◆ TASK TO CARRY OUT: Count every line that has the word "support" in it; give no more than the number.

[Stored data]
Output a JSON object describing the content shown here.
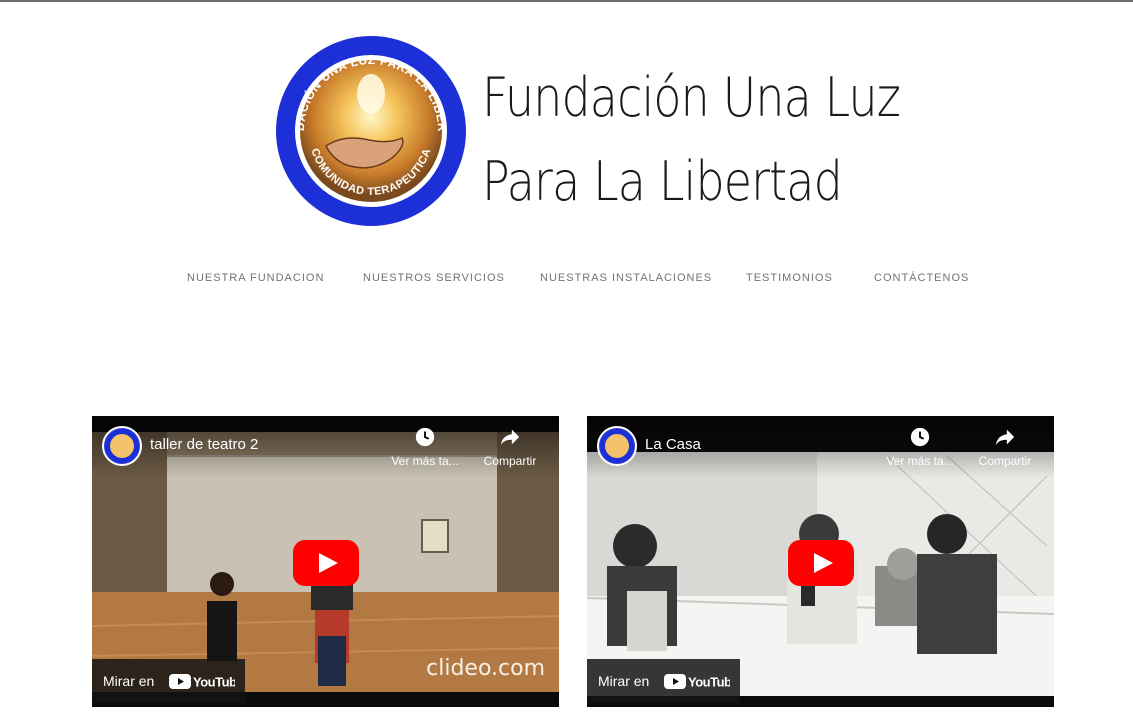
{
  "brand": {
    "title_line1": "Fundación Una Luz",
    "title_line2": "Para La Libertad",
    "logo_ring_top": "FUNDACIÓN UNA LUZ PARA LA LIBERTAD",
    "logo_ring_bottom": "COMUNIDAD TERAPEUTICA"
  },
  "nav": {
    "items": [
      {
        "label": "NUESTRA FUNDACION"
      },
      {
        "label": "NUESTROS SERVICIOS"
      },
      {
        "label": "NUESTRAS INSTALACIONES"
      },
      {
        "label": "TESTIMONIOS"
      },
      {
        "label": "CONTÁCTENOS"
      }
    ]
  },
  "videos": [
    {
      "title": "taller de teatro 2",
      "watch_later": "Ver más ta...",
      "share": "Compartir",
      "watch_on": "Mirar en",
      "youtube": "YouTube",
      "watermark": "clideo.com"
    },
    {
      "title": "La Casa",
      "watch_later": "Ver más ta...",
      "share": "Compartir",
      "watch_on": "Mirar en",
      "youtube": "YouTube"
    }
  ],
  "colors": {
    "logo_blue": "#1d2fd6",
    "nav_text": "#6f7479",
    "youtube_red": "#ff0000"
  }
}
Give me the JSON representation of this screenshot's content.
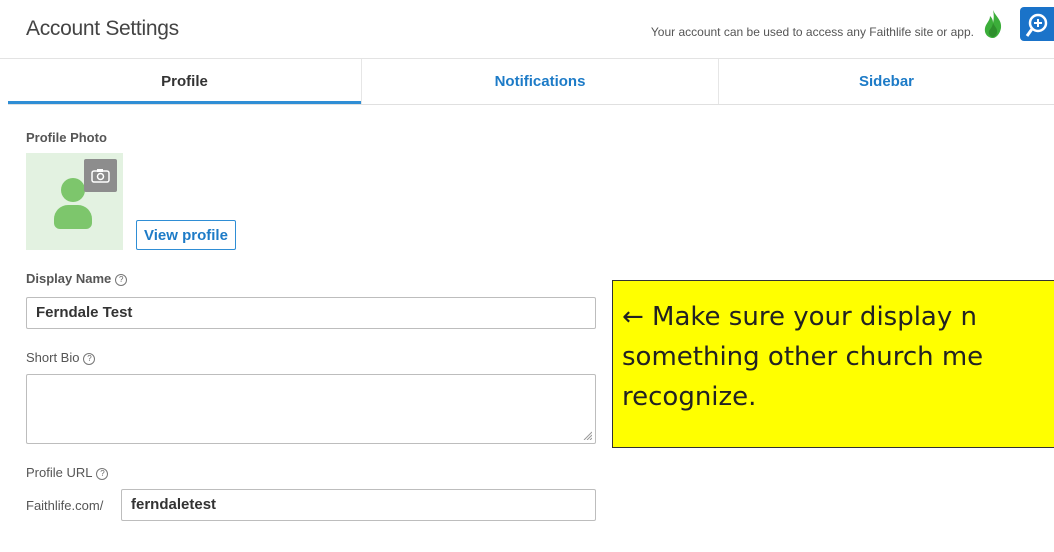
{
  "header": {
    "title": "Account Settings",
    "note": "Your account can be used to access any Faithlife site or app.",
    "icons": [
      "flame-icon",
      "app-search-icon"
    ]
  },
  "tabs": [
    {
      "label": "Profile",
      "active": true
    },
    {
      "label": "Notifications",
      "active": false
    },
    {
      "label": "Sidebar",
      "active": false
    }
  ],
  "profile_photo": {
    "label": "Profile Photo",
    "view_profile_label": "View profile",
    "icons": [
      "avatar-icon",
      "camera-icon"
    ]
  },
  "display_name": {
    "label": "Display Name",
    "value": "Ferndale Test"
  },
  "short_bio": {
    "label": "Short Bio",
    "value": ""
  },
  "profile_url": {
    "label": "Profile URL",
    "prefix": "Faithlife.com/",
    "value": "ferndaletest"
  },
  "callout": {
    "text": "← Make sure your display n\nsomething other church me\nrecognize."
  },
  "colors": {
    "accent": "#1d7bc7",
    "avatar": "#7dc66c",
    "callout_bg": "#ffff00",
    "flame": "#3cae3a"
  }
}
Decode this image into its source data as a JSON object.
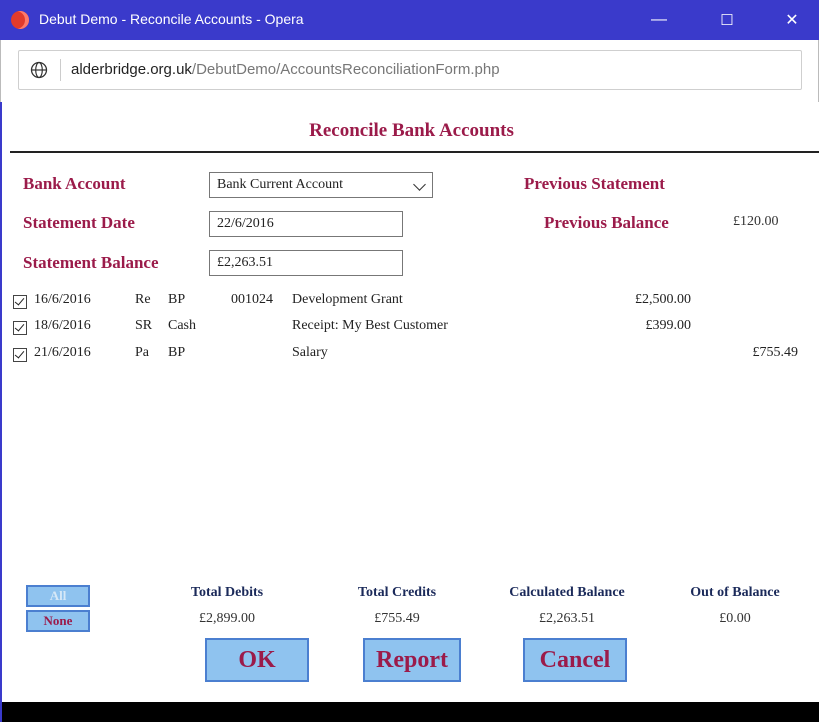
{
  "window": {
    "title": "Debut Demo - Reconcile Accounts - Opera",
    "minimize": "—",
    "maximize": "☐",
    "close": "✕"
  },
  "address": {
    "domain": "alderbridge.org.uk",
    "path": "/DebutDemo/AccountsReconciliationForm.php"
  },
  "page": {
    "heading": "Reconcile Bank Accounts"
  },
  "form": {
    "bank_account_label": "Bank Account",
    "bank_account_value": "Bank Current Account",
    "statement_date_label": "Statement Date",
    "statement_date_value": "22/6/2016",
    "statement_balance_label": "Statement Balance",
    "statement_balance_value": "£2,263.51",
    "previous_statement_label": "Previous Statement",
    "previous_balance_label": "Previous Balance",
    "previous_balance_value": "£120.00"
  },
  "transactions": [
    {
      "checked": true,
      "date": "16/6/2016",
      "type": "Re",
      "method": "BP",
      "ref": "001024",
      "description": "Development Grant",
      "debit": "£2,500.00",
      "credit": ""
    },
    {
      "checked": true,
      "date": "18/6/2016",
      "type": "SR",
      "method": "Cash",
      "ref": "",
      "description": "Receipt: My Best Customer",
      "debit": "£399.00",
      "credit": ""
    },
    {
      "checked": true,
      "date": "21/6/2016",
      "type": "Pa",
      "method": "BP",
      "ref": "",
      "description": "Salary",
      "debit": "",
      "credit": "£755.49"
    }
  ],
  "selection": {
    "all_label": "All",
    "none_label": "None"
  },
  "totals": {
    "debits_label": "Total Debits",
    "debits_value": "£2,899.00",
    "credits_label": "Total Credits",
    "credits_value": "£755.49",
    "calc_label": "Calculated Balance",
    "calc_value": "£2,263.51",
    "oob_label": "Out of Balance",
    "oob_value": "£0.00"
  },
  "actions": {
    "ok": "OK",
    "report": "Report",
    "cancel": "Cancel"
  },
  "colors": {
    "titlebar": "#3a3acb",
    "label": "#9b1b4a",
    "button_fill": "#8fc3ef",
    "button_border": "#4b7fd0"
  }
}
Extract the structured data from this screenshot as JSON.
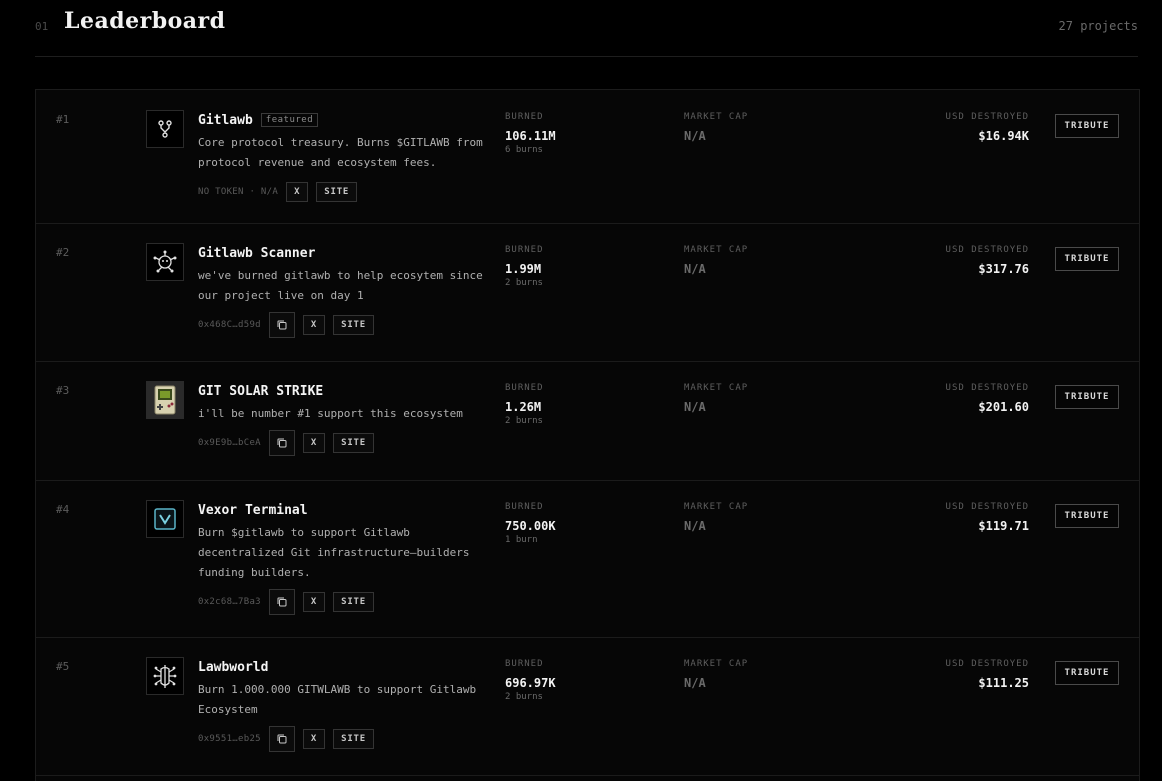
{
  "header": {
    "section_number": "01",
    "title": "Leaderboard",
    "project_count": "27 projects"
  },
  "labels": {
    "burned": "BURNED",
    "market_cap": "MARKET CAP",
    "usd_destroyed": "USD DESTROYED",
    "tribute": "TRIBUTE",
    "x": "X",
    "site": "SITE",
    "featured": "featured"
  },
  "rows": [
    {
      "rank": "#1",
      "name": "Gitlawb",
      "featured": true,
      "desc": "Core protocol treasury. Burns $GITLAWB from protocol revenue and ecosystem fees.",
      "address": "NO TOKEN · N/A",
      "burned": "106.11M",
      "burns": "6 burns",
      "market_cap": "N/A",
      "usd": "$16.94K",
      "logo_icon": "git-fork-icon"
    },
    {
      "rank": "#2",
      "name": "Gitlawb Scanner",
      "featured": false,
      "desc": "we've burned gitlawb to help ecosytem since our project live on day 1",
      "address": "0x468C…d59d",
      "burned": "1.99M",
      "burns": "2 burns",
      "market_cap": "N/A",
      "usd": "$317.76",
      "logo_icon": "network-node-icon"
    },
    {
      "rank": "#3",
      "name": "GIT SOLAR STRIKE",
      "featured": false,
      "desc": "i'll be number #1 support this ecosystem",
      "address": "0x9E9b…bCeA",
      "burned": "1.26M",
      "burns": "2 burns",
      "market_cap": "N/A",
      "usd": "$201.60",
      "logo_icon": "gameboy-icon"
    },
    {
      "rank": "#4",
      "name": "Vexor Terminal",
      "featured": false,
      "desc": "Burn $gitlawb to support Gitlawb decentralized Git infrastructure—builders funding builders.",
      "address": "0x2c68…7Ba3",
      "burned": "750.00K",
      "burns": "1 burn",
      "market_cap": "N/A",
      "usd": "$119.71",
      "logo_icon": "v-terminal-icon"
    },
    {
      "rank": "#5",
      "name": "Lawbworld",
      "featured": false,
      "desc": "Burn 1.000.000 GITWLAWB to support Gitlawb Ecosystem",
      "address": "0x9551…eb25",
      "burned": "696.97K",
      "burns": "2 burns",
      "market_cap": "N/A",
      "usd": "$111.25",
      "logo_icon": "lobster-circuit-icon"
    }
  ]
}
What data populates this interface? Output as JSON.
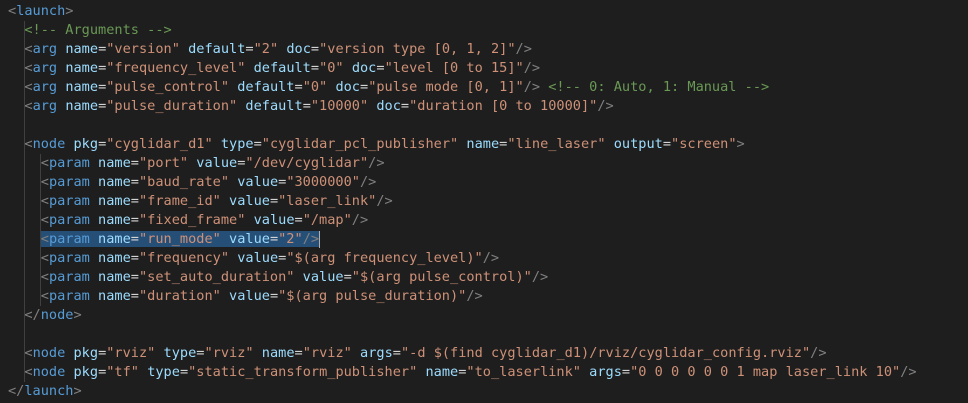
{
  "lines": [
    {
      "indent": 0,
      "tokens": [
        [
          "p",
          "<"
        ],
        [
          "t",
          "launch"
        ],
        [
          "p",
          ">"
        ]
      ]
    },
    {
      "indent": 1,
      "tokens": [
        [
          "c",
          "<!-- Arguments -->"
        ]
      ]
    },
    {
      "indent": 1,
      "tokens": [
        [
          "p",
          "<"
        ],
        [
          "t",
          "arg"
        ],
        [
          "s",
          " "
        ],
        [
          "a",
          "name"
        ],
        [
          "e",
          "="
        ],
        [
          "v",
          "\"version\""
        ],
        [
          "s",
          " "
        ],
        [
          "a",
          "default"
        ],
        [
          "e",
          "="
        ],
        [
          "v",
          "\"2\""
        ],
        [
          "s",
          " "
        ],
        [
          "a",
          "doc"
        ],
        [
          "e",
          "="
        ],
        [
          "v",
          "\"version type [0, 1, 2]\""
        ],
        [
          "p",
          "/>"
        ]
      ]
    },
    {
      "indent": 1,
      "tokens": [
        [
          "p",
          "<"
        ],
        [
          "t",
          "arg"
        ],
        [
          "s",
          " "
        ],
        [
          "a",
          "name"
        ],
        [
          "e",
          "="
        ],
        [
          "v",
          "\"frequency_level\""
        ],
        [
          "s",
          " "
        ],
        [
          "a",
          "default"
        ],
        [
          "e",
          "="
        ],
        [
          "v",
          "\"0\""
        ],
        [
          "s",
          " "
        ],
        [
          "a",
          "doc"
        ],
        [
          "e",
          "="
        ],
        [
          "v",
          "\"level [0 to 15]\""
        ],
        [
          "p",
          "/>"
        ]
      ]
    },
    {
      "indent": 1,
      "tokens": [
        [
          "p",
          "<"
        ],
        [
          "t",
          "arg"
        ],
        [
          "s",
          " "
        ],
        [
          "a",
          "name"
        ],
        [
          "e",
          "="
        ],
        [
          "v",
          "\"pulse_control\""
        ],
        [
          "s",
          " "
        ],
        [
          "a",
          "default"
        ],
        [
          "e",
          "="
        ],
        [
          "v",
          "\"0\""
        ],
        [
          "s",
          " "
        ],
        [
          "a",
          "doc"
        ],
        [
          "e",
          "="
        ],
        [
          "v",
          "\"pulse mode [0, 1]\""
        ],
        [
          "p",
          "/>"
        ],
        [
          "s",
          " "
        ],
        [
          "c",
          "<!-- 0: Auto, 1: Manual -->"
        ]
      ]
    },
    {
      "indent": 1,
      "tokens": [
        [
          "p",
          "<"
        ],
        [
          "t",
          "arg"
        ],
        [
          "s",
          " "
        ],
        [
          "a",
          "name"
        ],
        [
          "e",
          "="
        ],
        [
          "v",
          "\"pulse_duration\""
        ],
        [
          "s",
          " "
        ],
        [
          "a",
          "default"
        ],
        [
          "e",
          "="
        ],
        [
          "v",
          "\"10000\""
        ],
        [
          "s",
          " "
        ],
        [
          "a",
          "doc"
        ],
        [
          "e",
          "="
        ],
        [
          "v",
          "\"duration [0 to 10000]\""
        ],
        [
          "p",
          "/>"
        ]
      ]
    },
    {
      "indent": 1,
      "tokens": []
    },
    {
      "indent": 1,
      "tokens": [
        [
          "p",
          "<"
        ],
        [
          "t",
          "node"
        ],
        [
          "s",
          " "
        ],
        [
          "a",
          "pkg"
        ],
        [
          "e",
          "="
        ],
        [
          "v",
          "\"cyglidar_d1\""
        ],
        [
          "s",
          " "
        ],
        [
          "a",
          "type"
        ],
        [
          "e",
          "="
        ],
        [
          "v",
          "\"cyglidar_pcl_publisher\""
        ],
        [
          "s",
          " "
        ],
        [
          "a",
          "name"
        ],
        [
          "e",
          "="
        ],
        [
          "v",
          "\"line_laser\""
        ],
        [
          "s",
          " "
        ],
        [
          "a",
          "output"
        ],
        [
          "e",
          "="
        ],
        [
          "v",
          "\"screen\""
        ],
        [
          "p",
          ">"
        ]
      ]
    },
    {
      "indent": 2,
      "tokens": [
        [
          "p",
          "<"
        ],
        [
          "t",
          "param"
        ],
        [
          "s",
          " "
        ],
        [
          "a",
          "name"
        ],
        [
          "e",
          "="
        ],
        [
          "v",
          "\"port\""
        ],
        [
          "s",
          " "
        ],
        [
          "a",
          "value"
        ],
        [
          "e",
          "="
        ],
        [
          "v",
          "\"/dev/cyglidar\""
        ],
        [
          "p",
          "/>"
        ]
      ]
    },
    {
      "indent": 2,
      "tokens": [
        [
          "p",
          "<"
        ],
        [
          "t",
          "param"
        ],
        [
          "s",
          " "
        ],
        [
          "a",
          "name"
        ],
        [
          "e",
          "="
        ],
        [
          "v",
          "\"baud_rate\""
        ],
        [
          "s",
          " "
        ],
        [
          "a",
          "value"
        ],
        [
          "e",
          "="
        ],
        [
          "v",
          "\"3000000\""
        ],
        [
          "p",
          "/>"
        ]
      ]
    },
    {
      "indent": 2,
      "tokens": [
        [
          "p",
          "<"
        ],
        [
          "t",
          "param"
        ],
        [
          "s",
          " "
        ],
        [
          "a",
          "name"
        ],
        [
          "e",
          "="
        ],
        [
          "v",
          "\"frame_id\""
        ],
        [
          "s",
          " "
        ],
        [
          "a",
          "value"
        ],
        [
          "e",
          "="
        ],
        [
          "v",
          "\"laser_link\""
        ],
        [
          "p",
          "/>"
        ]
      ]
    },
    {
      "indent": 2,
      "tokens": [
        [
          "p",
          "<"
        ],
        [
          "t",
          "param"
        ],
        [
          "s",
          " "
        ],
        [
          "a",
          "name"
        ],
        [
          "e",
          "="
        ],
        [
          "v",
          "\"fixed_frame\""
        ],
        [
          "s",
          " "
        ],
        [
          "a",
          "value"
        ],
        [
          "e",
          "="
        ],
        [
          "v",
          "\"/map\""
        ],
        [
          "p",
          "/>"
        ]
      ]
    },
    {
      "indent": 2,
      "selected": true,
      "tokens": [
        [
          "p",
          "<"
        ],
        [
          "t",
          "param"
        ],
        [
          "s",
          " "
        ],
        [
          "a",
          "name"
        ],
        [
          "e",
          "="
        ],
        [
          "v",
          "\"run_mode\""
        ],
        [
          "s",
          " "
        ],
        [
          "a",
          "value"
        ],
        [
          "e",
          "="
        ],
        [
          "v",
          "\"2\""
        ],
        [
          "p",
          "/>"
        ]
      ]
    },
    {
      "indent": 2,
      "tokens": [
        [
          "p",
          "<"
        ],
        [
          "t",
          "param"
        ],
        [
          "s",
          " "
        ],
        [
          "a",
          "name"
        ],
        [
          "e",
          "="
        ],
        [
          "v",
          "\"frequency\""
        ],
        [
          "s",
          " "
        ],
        [
          "a",
          "value"
        ],
        [
          "e",
          "="
        ],
        [
          "v",
          "\"$(arg frequency_level)\""
        ],
        [
          "p",
          "/>"
        ]
      ]
    },
    {
      "indent": 2,
      "tokens": [
        [
          "p",
          "<"
        ],
        [
          "t",
          "param"
        ],
        [
          "s",
          " "
        ],
        [
          "a",
          "name"
        ],
        [
          "e",
          "="
        ],
        [
          "v",
          "\"set_auto_duration\""
        ],
        [
          "s",
          " "
        ],
        [
          "a",
          "value"
        ],
        [
          "e",
          "="
        ],
        [
          "v",
          "\"$(arg pulse_control)\""
        ],
        [
          "p",
          "/>"
        ]
      ]
    },
    {
      "indent": 2,
      "tokens": [
        [
          "p",
          "<"
        ],
        [
          "t",
          "param"
        ],
        [
          "s",
          " "
        ],
        [
          "a",
          "name"
        ],
        [
          "e",
          "="
        ],
        [
          "v",
          "\"duration\""
        ],
        [
          "s",
          " "
        ],
        [
          "a",
          "value"
        ],
        [
          "e",
          "="
        ],
        [
          "v",
          "\"$(arg pulse_duration)\""
        ],
        [
          "p",
          "/>"
        ]
      ]
    },
    {
      "indent": 1,
      "tokens": [
        [
          "p",
          "</"
        ],
        [
          "t",
          "node"
        ],
        [
          "p",
          ">"
        ]
      ]
    },
    {
      "indent": 1,
      "tokens": []
    },
    {
      "indent": 1,
      "tokens": [
        [
          "p",
          "<"
        ],
        [
          "t",
          "node"
        ],
        [
          "s",
          " "
        ],
        [
          "a",
          "pkg"
        ],
        [
          "e",
          "="
        ],
        [
          "v",
          "\"rviz\""
        ],
        [
          "s",
          " "
        ],
        [
          "a",
          "type"
        ],
        [
          "e",
          "="
        ],
        [
          "v",
          "\"rviz\""
        ],
        [
          "s",
          " "
        ],
        [
          "a",
          "name"
        ],
        [
          "e",
          "="
        ],
        [
          "v",
          "\"rviz\""
        ],
        [
          "s",
          " "
        ],
        [
          "a",
          "args"
        ],
        [
          "e",
          "="
        ],
        [
          "v",
          "\"-d $(find cyglidar_d1)/rviz/cyglidar_config.rviz\""
        ],
        [
          "p",
          "/>"
        ]
      ]
    },
    {
      "indent": 1,
      "tokens": [
        [
          "p",
          "<"
        ],
        [
          "t",
          "node"
        ],
        [
          "s",
          " "
        ],
        [
          "a",
          "pkg"
        ],
        [
          "e",
          "="
        ],
        [
          "v",
          "\"tf\""
        ],
        [
          "s",
          " "
        ],
        [
          "a",
          "type"
        ],
        [
          "e",
          "="
        ],
        [
          "v",
          "\"static_transform_publisher\""
        ],
        [
          "s",
          " "
        ],
        [
          "a",
          "name"
        ],
        [
          "e",
          "="
        ],
        [
          "v",
          "\"to_laserlink\""
        ],
        [
          "s",
          " "
        ],
        [
          "a",
          "args"
        ],
        [
          "e",
          "="
        ],
        [
          "v",
          "\"0 0 0 0 0 0 1 map laser_link 10\""
        ],
        [
          "p",
          "/>"
        ]
      ]
    },
    {
      "indent": 0,
      "tokens": [
        [
          "p",
          "</"
        ],
        [
          "t",
          "launch"
        ],
        [
          "p",
          ">"
        ]
      ]
    }
  ],
  "colors": {
    "background": "#1e1e1e",
    "tag": "#569cd6",
    "attribute": "#9cdcfe",
    "string": "#ce9178",
    "comment": "#6a9955",
    "punctuation": "#808080",
    "selection": "#264f78"
  }
}
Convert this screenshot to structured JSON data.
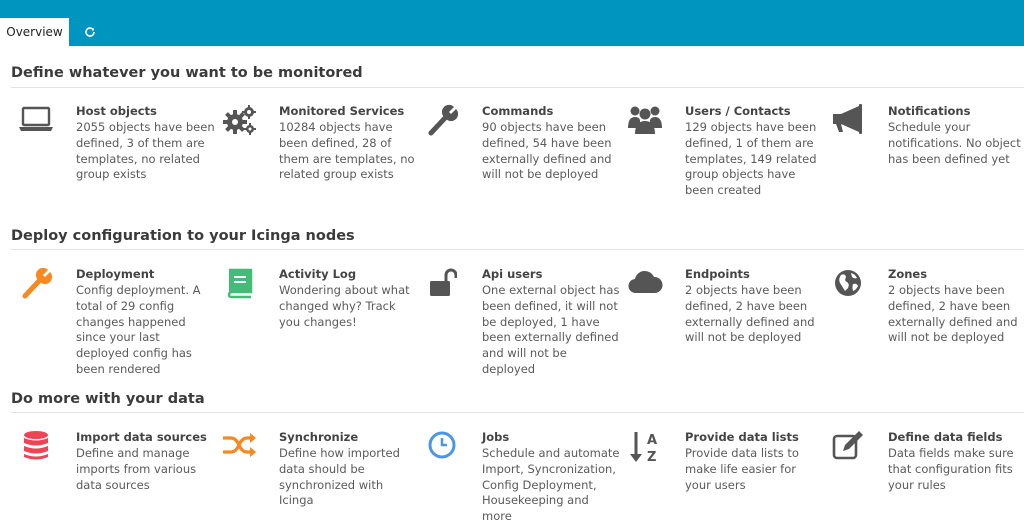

◆ SOLUTION FOR THIS TASK: 3